● **Written task**:
The exercise asks you to copy every line below in which "with" appears.

begin

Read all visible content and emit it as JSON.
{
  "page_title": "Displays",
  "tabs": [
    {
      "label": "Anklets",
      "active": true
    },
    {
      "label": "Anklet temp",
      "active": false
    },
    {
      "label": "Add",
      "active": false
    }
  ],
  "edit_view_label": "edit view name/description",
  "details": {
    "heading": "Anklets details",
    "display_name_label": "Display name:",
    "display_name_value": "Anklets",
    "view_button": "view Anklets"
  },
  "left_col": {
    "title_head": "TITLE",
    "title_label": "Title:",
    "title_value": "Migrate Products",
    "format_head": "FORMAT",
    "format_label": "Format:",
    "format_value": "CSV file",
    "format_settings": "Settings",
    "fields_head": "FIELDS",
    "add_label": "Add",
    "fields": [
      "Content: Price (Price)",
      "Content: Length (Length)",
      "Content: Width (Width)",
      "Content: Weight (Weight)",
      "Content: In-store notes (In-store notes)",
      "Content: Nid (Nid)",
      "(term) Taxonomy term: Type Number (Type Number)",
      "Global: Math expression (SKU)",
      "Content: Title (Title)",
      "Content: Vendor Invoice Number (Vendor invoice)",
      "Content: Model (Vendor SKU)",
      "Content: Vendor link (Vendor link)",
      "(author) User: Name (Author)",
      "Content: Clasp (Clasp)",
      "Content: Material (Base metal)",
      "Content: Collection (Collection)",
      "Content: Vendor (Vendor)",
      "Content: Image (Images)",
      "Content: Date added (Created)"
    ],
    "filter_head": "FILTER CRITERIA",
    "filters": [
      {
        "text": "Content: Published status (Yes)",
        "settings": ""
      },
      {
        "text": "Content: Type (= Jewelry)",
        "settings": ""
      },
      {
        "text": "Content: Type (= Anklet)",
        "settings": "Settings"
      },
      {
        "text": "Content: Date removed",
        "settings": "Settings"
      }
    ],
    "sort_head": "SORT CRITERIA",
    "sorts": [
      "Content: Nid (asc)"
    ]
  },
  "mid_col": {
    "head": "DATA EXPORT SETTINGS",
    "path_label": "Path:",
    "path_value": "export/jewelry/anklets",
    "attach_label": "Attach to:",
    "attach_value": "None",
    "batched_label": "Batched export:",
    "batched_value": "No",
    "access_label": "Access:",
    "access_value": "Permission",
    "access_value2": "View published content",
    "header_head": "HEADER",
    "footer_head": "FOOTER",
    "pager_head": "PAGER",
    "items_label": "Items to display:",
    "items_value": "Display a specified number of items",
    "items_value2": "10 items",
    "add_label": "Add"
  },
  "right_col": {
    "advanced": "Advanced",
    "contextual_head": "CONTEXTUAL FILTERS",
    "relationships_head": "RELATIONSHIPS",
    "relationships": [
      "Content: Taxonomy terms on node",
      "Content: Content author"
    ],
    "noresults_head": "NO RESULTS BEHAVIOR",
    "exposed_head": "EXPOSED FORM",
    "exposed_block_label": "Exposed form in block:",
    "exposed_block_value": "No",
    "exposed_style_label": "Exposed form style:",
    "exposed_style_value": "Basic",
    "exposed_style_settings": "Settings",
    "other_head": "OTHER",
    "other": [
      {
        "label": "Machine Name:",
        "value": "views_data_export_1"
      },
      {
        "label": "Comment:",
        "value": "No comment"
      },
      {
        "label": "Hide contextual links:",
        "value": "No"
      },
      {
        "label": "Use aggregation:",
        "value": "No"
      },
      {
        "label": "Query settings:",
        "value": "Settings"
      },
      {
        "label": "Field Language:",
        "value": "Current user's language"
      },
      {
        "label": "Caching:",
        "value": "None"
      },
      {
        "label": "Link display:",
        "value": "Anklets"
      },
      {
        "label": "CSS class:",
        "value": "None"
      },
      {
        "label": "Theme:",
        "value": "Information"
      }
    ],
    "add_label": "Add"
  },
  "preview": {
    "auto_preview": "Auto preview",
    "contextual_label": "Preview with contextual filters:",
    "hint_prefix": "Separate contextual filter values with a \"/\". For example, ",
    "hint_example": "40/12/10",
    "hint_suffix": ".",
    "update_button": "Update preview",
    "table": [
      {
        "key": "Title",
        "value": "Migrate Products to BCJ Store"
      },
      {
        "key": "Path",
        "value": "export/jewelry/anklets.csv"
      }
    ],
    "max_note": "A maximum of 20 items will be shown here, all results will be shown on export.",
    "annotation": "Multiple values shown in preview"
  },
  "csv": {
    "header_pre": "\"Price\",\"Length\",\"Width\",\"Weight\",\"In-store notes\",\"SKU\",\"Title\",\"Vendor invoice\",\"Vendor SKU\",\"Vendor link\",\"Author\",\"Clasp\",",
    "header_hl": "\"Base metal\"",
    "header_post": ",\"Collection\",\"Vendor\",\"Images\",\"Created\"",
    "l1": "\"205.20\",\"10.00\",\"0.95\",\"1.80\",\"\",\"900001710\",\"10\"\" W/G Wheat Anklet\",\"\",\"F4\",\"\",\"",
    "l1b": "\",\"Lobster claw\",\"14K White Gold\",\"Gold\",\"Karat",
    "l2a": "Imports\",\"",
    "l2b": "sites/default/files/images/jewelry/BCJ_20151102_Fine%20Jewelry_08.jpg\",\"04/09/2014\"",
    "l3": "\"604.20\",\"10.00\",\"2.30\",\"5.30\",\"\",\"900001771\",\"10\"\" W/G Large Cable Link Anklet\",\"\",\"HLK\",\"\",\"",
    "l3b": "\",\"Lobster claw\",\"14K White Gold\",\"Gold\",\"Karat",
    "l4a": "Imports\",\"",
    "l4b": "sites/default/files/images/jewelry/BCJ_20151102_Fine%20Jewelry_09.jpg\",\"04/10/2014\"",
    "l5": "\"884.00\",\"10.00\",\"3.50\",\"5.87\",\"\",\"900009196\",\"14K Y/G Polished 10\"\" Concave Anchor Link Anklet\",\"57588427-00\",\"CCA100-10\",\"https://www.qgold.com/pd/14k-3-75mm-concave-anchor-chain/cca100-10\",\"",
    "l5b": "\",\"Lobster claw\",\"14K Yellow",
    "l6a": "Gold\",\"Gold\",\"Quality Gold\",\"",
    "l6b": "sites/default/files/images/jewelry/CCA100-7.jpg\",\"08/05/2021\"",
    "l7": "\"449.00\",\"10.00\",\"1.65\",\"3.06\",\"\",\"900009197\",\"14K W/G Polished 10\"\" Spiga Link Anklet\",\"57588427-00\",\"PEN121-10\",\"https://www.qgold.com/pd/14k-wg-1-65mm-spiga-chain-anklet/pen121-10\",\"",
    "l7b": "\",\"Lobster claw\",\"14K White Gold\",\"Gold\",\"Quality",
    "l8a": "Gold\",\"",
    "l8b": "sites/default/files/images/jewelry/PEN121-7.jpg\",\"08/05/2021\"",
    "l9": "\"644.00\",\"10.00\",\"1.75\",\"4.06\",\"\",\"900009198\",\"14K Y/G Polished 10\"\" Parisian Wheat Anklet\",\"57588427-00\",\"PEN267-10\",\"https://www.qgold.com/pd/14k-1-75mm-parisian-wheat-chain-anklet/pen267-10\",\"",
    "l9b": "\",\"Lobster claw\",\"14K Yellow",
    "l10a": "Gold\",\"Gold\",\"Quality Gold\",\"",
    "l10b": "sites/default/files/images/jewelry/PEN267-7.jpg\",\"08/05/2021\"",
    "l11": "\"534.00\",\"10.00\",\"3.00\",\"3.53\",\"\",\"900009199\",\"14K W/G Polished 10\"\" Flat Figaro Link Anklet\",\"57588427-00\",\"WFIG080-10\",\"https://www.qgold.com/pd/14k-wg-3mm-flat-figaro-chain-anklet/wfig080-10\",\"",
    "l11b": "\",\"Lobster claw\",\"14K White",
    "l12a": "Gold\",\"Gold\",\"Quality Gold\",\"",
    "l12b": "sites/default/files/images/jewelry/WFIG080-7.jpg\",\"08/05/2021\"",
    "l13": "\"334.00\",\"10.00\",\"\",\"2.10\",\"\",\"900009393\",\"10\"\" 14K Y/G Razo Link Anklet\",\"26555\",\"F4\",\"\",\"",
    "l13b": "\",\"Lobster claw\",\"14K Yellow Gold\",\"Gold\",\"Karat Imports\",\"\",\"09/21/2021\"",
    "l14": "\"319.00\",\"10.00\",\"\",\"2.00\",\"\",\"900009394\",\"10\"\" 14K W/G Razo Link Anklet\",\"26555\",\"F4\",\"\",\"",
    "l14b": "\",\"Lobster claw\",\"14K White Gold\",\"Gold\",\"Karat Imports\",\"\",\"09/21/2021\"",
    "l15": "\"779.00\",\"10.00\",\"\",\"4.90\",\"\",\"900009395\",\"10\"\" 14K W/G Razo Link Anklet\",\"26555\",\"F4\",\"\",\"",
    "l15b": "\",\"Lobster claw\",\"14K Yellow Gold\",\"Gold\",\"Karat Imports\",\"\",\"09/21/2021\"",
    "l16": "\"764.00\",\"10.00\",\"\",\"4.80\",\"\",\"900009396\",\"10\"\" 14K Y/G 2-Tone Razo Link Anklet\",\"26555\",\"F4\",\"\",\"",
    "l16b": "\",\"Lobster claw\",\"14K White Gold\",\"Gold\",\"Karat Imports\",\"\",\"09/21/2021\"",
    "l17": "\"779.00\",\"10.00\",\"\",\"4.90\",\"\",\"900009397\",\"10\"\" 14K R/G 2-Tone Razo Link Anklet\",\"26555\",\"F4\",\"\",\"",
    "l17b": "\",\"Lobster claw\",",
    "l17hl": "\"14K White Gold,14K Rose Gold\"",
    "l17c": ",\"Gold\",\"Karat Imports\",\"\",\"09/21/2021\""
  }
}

end

● **Answer to this exercise**:
    "contextual_label": "Preview with contextual filters:",
    "hint_prefix": "Separate contextual filter values with a \"/\". For example, ",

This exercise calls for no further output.